* Begin Input rows *
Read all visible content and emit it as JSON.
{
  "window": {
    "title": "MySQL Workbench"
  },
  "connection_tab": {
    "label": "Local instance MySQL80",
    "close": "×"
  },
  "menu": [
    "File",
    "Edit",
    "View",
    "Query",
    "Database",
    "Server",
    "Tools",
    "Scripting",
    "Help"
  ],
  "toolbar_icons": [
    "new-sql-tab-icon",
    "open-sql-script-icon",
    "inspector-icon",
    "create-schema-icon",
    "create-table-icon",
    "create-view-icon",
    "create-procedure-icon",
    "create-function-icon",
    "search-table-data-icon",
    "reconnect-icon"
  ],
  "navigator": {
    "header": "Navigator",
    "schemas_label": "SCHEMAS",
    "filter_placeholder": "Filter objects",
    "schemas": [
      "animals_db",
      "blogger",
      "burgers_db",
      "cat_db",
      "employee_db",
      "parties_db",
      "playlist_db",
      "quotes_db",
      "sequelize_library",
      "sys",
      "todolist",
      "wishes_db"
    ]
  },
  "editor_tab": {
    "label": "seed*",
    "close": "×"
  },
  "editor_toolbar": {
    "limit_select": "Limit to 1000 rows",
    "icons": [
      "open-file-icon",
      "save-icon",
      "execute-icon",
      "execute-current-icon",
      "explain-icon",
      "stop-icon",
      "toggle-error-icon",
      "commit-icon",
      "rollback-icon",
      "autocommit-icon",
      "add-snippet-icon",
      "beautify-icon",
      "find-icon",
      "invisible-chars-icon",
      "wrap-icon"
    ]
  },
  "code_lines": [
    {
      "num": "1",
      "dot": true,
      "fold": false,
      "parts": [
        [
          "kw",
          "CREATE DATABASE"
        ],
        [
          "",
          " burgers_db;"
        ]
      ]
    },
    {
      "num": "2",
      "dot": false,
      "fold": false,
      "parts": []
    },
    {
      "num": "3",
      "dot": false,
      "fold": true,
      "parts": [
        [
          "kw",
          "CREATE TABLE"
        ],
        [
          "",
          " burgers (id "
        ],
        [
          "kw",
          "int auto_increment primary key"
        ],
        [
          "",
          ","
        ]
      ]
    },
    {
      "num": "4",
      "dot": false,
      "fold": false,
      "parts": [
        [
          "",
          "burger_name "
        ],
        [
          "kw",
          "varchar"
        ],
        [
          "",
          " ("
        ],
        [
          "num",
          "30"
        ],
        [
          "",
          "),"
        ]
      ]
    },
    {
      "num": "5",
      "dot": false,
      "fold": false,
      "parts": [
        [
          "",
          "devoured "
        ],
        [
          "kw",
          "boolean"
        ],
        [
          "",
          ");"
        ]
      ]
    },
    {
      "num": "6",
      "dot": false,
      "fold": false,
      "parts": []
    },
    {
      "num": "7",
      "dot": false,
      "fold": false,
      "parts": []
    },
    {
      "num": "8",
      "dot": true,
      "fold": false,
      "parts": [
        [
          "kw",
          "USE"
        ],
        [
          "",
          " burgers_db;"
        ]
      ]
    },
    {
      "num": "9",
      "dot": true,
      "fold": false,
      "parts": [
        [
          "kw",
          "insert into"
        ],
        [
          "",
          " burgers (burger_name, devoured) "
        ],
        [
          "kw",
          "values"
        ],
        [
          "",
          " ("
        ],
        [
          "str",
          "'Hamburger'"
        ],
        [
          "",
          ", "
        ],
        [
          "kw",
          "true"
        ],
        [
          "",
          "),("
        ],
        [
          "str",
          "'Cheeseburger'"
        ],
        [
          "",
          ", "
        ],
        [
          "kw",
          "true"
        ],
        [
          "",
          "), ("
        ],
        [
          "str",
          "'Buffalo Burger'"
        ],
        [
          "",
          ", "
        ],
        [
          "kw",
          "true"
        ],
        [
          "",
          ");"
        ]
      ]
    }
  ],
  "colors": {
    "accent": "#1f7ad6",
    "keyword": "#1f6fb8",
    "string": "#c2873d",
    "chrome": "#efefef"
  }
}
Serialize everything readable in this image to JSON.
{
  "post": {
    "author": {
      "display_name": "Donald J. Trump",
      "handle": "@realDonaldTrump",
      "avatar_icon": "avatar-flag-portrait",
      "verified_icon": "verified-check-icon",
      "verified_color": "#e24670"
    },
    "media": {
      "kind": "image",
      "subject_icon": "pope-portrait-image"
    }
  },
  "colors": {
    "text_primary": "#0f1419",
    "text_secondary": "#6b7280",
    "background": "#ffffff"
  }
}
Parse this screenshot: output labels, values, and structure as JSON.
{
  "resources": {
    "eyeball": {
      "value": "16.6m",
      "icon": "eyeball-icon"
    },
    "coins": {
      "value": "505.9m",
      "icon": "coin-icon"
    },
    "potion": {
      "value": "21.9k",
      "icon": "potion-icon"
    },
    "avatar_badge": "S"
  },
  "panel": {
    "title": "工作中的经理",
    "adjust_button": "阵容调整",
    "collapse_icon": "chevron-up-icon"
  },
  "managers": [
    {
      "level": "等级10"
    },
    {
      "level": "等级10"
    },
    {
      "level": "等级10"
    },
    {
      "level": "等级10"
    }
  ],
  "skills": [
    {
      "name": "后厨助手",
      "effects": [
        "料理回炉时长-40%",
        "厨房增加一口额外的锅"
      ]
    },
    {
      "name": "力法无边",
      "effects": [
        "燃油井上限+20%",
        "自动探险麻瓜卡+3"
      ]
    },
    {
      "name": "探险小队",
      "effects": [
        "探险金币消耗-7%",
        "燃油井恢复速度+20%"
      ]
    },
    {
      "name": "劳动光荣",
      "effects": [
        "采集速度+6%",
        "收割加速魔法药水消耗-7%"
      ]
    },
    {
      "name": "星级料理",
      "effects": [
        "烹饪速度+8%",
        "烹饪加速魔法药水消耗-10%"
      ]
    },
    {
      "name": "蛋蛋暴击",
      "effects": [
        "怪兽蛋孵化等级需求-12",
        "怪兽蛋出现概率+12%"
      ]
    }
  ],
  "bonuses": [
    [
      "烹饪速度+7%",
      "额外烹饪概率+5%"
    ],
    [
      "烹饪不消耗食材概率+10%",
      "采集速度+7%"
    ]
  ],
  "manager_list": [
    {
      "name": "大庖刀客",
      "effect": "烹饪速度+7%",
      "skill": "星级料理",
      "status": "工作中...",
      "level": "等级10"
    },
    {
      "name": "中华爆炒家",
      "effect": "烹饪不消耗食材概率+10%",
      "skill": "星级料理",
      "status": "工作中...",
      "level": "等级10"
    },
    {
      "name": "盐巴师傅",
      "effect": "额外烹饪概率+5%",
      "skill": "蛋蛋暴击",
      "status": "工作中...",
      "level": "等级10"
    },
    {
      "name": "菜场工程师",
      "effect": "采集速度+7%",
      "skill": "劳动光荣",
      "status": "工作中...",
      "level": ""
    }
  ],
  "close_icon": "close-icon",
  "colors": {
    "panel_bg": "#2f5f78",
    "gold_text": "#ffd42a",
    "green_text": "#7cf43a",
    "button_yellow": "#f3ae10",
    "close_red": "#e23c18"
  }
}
* End Input rows *
Aim of the exercise
Print every record above exactly as written.

Task answer
Read all visible content and emit it as JSON.
{
  "window": {
    "title": "MySQL Workbench"
  },
  "connection_tab": {
    "label": "Local instance MySQL80",
    "close": "×"
  },
  "menu": [
    "File",
    "Edit",
    "View",
    "Query",
    "Database",
    "Server",
    "Tools",
    "Scripting",
    "Help"
  ],
  "toolbar_icons": [
    "new-sql-tab-icon",
    "open-sql-script-icon",
    "inspector-icon",
    "create-schema-icon",
    "create-table-icon",
    "create-view-icon",
    "create-procedure-icon",
    "create-function-icon",
    "search-table-data-icon",
    "reconnect-icon"
  ],
  "navigator": {
    "header": "Navigator",
    "schemas_label": "SCHEMAS",
    "filter_placeholder": "Filter objects",
    "schemas": [
      "animals_db",
      "blogger",
      "burgers_db",
      "cat_db",
      "employee_db",
      "parties_db",
      "playlist_db",
      "quotes_db",
      "sequelize_library",
      "sys",
      "todolist",
      "wishes_db"
    ]
  },
  "editor_tab": {
    "label": "seed*",
    "close": "×"
  },
  "editor_toolbar": {
    "limit_select": "Limit to 1000 rows",
    "icons": [
      "open-file-icon",
      "save-icon",
      "execute-icon",
      "execute-current-icon",
      "explain-icon",
      "stop-icon",
      "toggle-error-icon",
      "commit-icon",
      "rollback-icon",
      "autocommit-icon",
      "add-snippet-icon",
      "beautify-icon",
      "find-icon",
      "invisible-chars-icon",
      "wrap-icon"
    ]
  },
  "code_lines": [
    {
      "num": "1",
      "dot": true,
      "fold": false,
      "parts": [
        [
          "kw",
          "CREATE DATABASE"
        ],
        [
          "",
          " burgers_db;"
        ]
      ]
    },
    {
      "num": "2",
      "dot": false,
      "fold": false,
      "parts": []
    },
    {
      "num": "3",
      "dot": false,
      "fold": true,
      "parts": [
        [
          "kw",
          "CREATE TABLE"
        ],
        [
          "",
          " burgers (id "
        ],
        [
          "kw",
          "int auto_increment primary key"
        ],
        [
          "",
          ","
        ]
      ]
    },
    {
      "num": "4",
      "dot": false,
      "fold": false,
      "parts": [
        [
          "",
          "burger_name "
        ],
        [
          "kw",
          "varchar"
        ],
        [
          "",
          " ("
        ],
        [
          "num",
          "30"
        ],
        [
          "",
          "),"
        ]
      ]
    },
    {
      "num": "5",
      "dot": false,
      "fold": false,
      "parts": [
        [
          "",
          "devoured "
        ],
        [
          "kw",
          "boolean"
        ],
        [
          "",
          ");"
        ]
      ]
    },
    {
      "num": "6",
      "dot": false,
      "fold": false,
      "parts": []
    },
    {
      "num": "7",
      "dot": false,
      "fold": false,
      "parts": []
    },
    {
      "num": "8",
      "dot": true,
      "fold": false,
      "parts": [
        [
          "kw",
          "USE"
        ],
        [
          "",
          " burgers_db;"
        ]
      ]
    },
    {
      "num": "9",
      "dot": true,
      "fold": false,
      "parts": [
        [
          "kw",
          "insert into"
        ],
        [
          "",
          " burgers (burger_name, devoured) "
        ],
        [
          "kw",
          "values"
        ],
        [
          "",
          " ("
        ],
        [
          "str",
          "'Hamburger'"
        ],
        [
          "",
          ", "
        ],
        [
          "kw",
          "true"
        ],
        [
          "",
          "),("
        ],
        [
          "str",
          "'Cheeseburger'"
        ],
        [
          "",
          ", "
        ],
        [
          "kw",
          "true"
        ],
        [
          "",
          "), ("
        ],
        [
          "str",
          "'Buffalo Burger'"
        ],
        [
          "",
          ", "
        ],
        [
          "kw",
          "true"
        ],
        [
          "",
          ");"
        ]
      ]
    }
  ],
  "colors": {
    "accent": "#1f7ad6",
    "keyword": "#1f6fb8",
    "string": "#c2873d",
    "chrome": "#efefef"
  }
}
Serialize everything readable in this image to JSON.
{
  "post": {
    "author": {
      "display_name": "Donald J. Trump",
      "handle": "@realDonaldTrump",
      "avatar_icon": "avatar-flag-portrait",
      "verified_icon": "verified-check-icon",
      "verified_color": "#e24670"
    },
    "media": {
      "kind": "image",
      "subject_icon": "pope-portrait-image"
    }
  },
  "colors": {
    "text_primary": "#0f1419",
    "text_secondary": "#6b7280",
    "background": "#ffffff"
  }
}
Parse this screenshot: output labels, values, and structure as JSON.
{
  "resources": {
    "eyeball": {
      "value": "16.6m",
      "icon": "eyeball-icon"
    },
    "coins": {
      "value": "505.9m",
      "icon": "coin-icon"
    },
    "potion": {
      "value": "21.9k",
      "icon": "potion-icon"
    },
    "avatar_badge": "S"
  },
  "panel": {
    "title": "工作中的经理",
    "adjust_button": "阵容调整",
    "collapse_icon": "chevron-up-icon"
  },
  "managers": [
    {
      "level": "等级10"
    },
    {
      "level": "等级10"
    },
    {
      "level": "等级10"
    },
    {
      "level": "等级10"
    }
  ],
  "skills": [
    {
      "name": "后厨助手",
      "effects": [
        "料理回炉时长-40%",
        "厨房增加一口额外的锅"
      ]
    },
    {
      "name": "力法无边",
      "effects": [
        "燃油井上限+20%",
        "自动探险麻瓜卡+3"
      ]
    },
    {
      "name": "探险小队",
      "effects": [
        "探险金币消耗-7%",
        "燃油井恢复速度+20%"
      ]
    },
    {
      "name": "劳动光荣",
      "effects": [
        "采集速度+6%",
        "收割加速魔法药水消耗-7%"
      ]
    },
    {
      "name": "星级料理",
      "effects": [
        "烹饪速度+8%",
        "烹饪加速魔法药水消耗-10%"
      ]
    },
    {
      "name": "蛋蛋暴击",
      "effects": [
        "怪兽蛋孵化等级需求-12",
        "怪兽蛋出现概率+12%"
      ]
    }
  ],
  "bonuses": [
    [
      "烹饪速度+7%",
      "额外烹饪概率+5%"
    ],
    [
      "烹饪不消耗食材概率+10%",
      "采集速度+7%"
    ]
  ],
  "manager_list": [
    {
      "name": "大庖刀客",
      "effect": "烹饪速度+7%",
      "skill": "星级料理",
      "status": "工作中...",
      "level": "等级10"
    },
    {
      "name": "中华爆炒家",
      "effect": "烹饪不消耗食材概率+10%",
      "skill": "星级料理",
      "status": "工作中...",
      "level": "等级10"
    },
    {
      "name": "盐巴师傅",
      "effect": "额外烹饪概率+5%",
      "skill": "蛋蛋暴击",
      "status": "工作中...",
      "level": "等级10"
    },
    {
      "name": "菜场工程师",
      "effect": "采集速度+7%",
      "skill": "劳动光荣",
      "status": "工作中...",
      "level": ""
    }
  ],
  "close_icon": "close-icon",
  "colors": {
    "panel_bg": "#2f5f78",
    "gold_text": "#ffd42a",
    "green_text": "#7cf43a",
    "button_yellow": "#f3ae10",
    "close_red": "#e23c18"
  }
}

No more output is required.